_Excerpted data_:
--

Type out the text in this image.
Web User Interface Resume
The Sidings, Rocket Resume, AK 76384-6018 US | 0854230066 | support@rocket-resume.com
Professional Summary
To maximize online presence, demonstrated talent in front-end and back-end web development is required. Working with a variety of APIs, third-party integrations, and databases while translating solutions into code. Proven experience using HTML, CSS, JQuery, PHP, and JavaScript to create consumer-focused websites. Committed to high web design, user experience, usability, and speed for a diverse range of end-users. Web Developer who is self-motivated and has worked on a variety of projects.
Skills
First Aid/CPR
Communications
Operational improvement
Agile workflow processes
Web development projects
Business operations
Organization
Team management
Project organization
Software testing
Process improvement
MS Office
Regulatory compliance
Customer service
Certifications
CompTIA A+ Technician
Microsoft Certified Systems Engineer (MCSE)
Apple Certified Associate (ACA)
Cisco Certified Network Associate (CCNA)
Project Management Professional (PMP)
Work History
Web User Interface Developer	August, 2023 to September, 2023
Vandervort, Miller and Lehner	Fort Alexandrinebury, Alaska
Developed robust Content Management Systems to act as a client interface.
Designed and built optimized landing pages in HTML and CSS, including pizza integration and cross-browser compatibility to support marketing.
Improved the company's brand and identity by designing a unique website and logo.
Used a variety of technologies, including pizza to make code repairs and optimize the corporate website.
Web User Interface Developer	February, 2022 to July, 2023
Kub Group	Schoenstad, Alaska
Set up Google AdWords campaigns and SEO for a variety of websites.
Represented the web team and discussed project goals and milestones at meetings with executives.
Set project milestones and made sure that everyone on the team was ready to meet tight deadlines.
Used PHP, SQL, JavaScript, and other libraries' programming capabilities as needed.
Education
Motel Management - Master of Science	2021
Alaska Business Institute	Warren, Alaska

--

Repeat every entry exactly, please.

_Solution to this problem_:
Type out the text in this image.
Web User Interface Resume
The Sidings, Rocket Resume, AK 76384-6018 US | 0854230066 | support@rocket-resume.com
Professional Summary
To maximize online presence, demonstrated talent in front-end and back-end web development is required. Working with a variety of APIs, third-party integrations, and databases while translating solutions into code. Proven experience using HTML, CSS, JQuery, PHP, and JavaScript to create consumer-focused websites. Committed to high web design, user experience, usability, and speed for a diverse range of end-users. Web Developer who is self-motivated and has worked on a variety of projects.
Skills
First Aid/CPR
Communications
Operational improvement
Agile workflow processes
Web development projects
Business operations
Organization
Team management
Project organization
Software testing
Process improvement
MS Office
Regulatory compliance
Customer service
Certifications
CompTIA A+ Technician
Microsoft Certified Systems Engineer (MCSE)
Apple Certified Associate (ACA)
Cisco Certified Network Associate (CCNA)
Project Management Professional (PMP)
Work History
Web User Interface Developer	August, 2023 to September, 2023
Vandervort, Miller and Lehner	Fort Alexandrinebury, Alaska
Developed robust Content Management Systems to act as a client interface.
Designed and built optimized landing pages in HTML and CSS, including pizza integration and cross-browser compatibility to support marketing.
Improved the company's brand and identity by designing a unique website and logo.
Used a variety of technologies, including pizza to make code repairs and optimize the corporate website.
Web User Interface Developer	February, 2022 to July, 2023
Kub Group	Schoenstad, Alaska
Set up Google AdWords campaigns and SEO for a variety of websites.
Represented the web team and discussed project goals and milestones at meetings with executives.
Set project milestones and made sure that everyone on the team was ready to meet tight deadlines.
Used PHP, SQL, JavaScript, and other libraries' programming capabilities as needed.
Education
Motel Management - Master of Science	2021
Alaska Business Institute	Warren, Alaska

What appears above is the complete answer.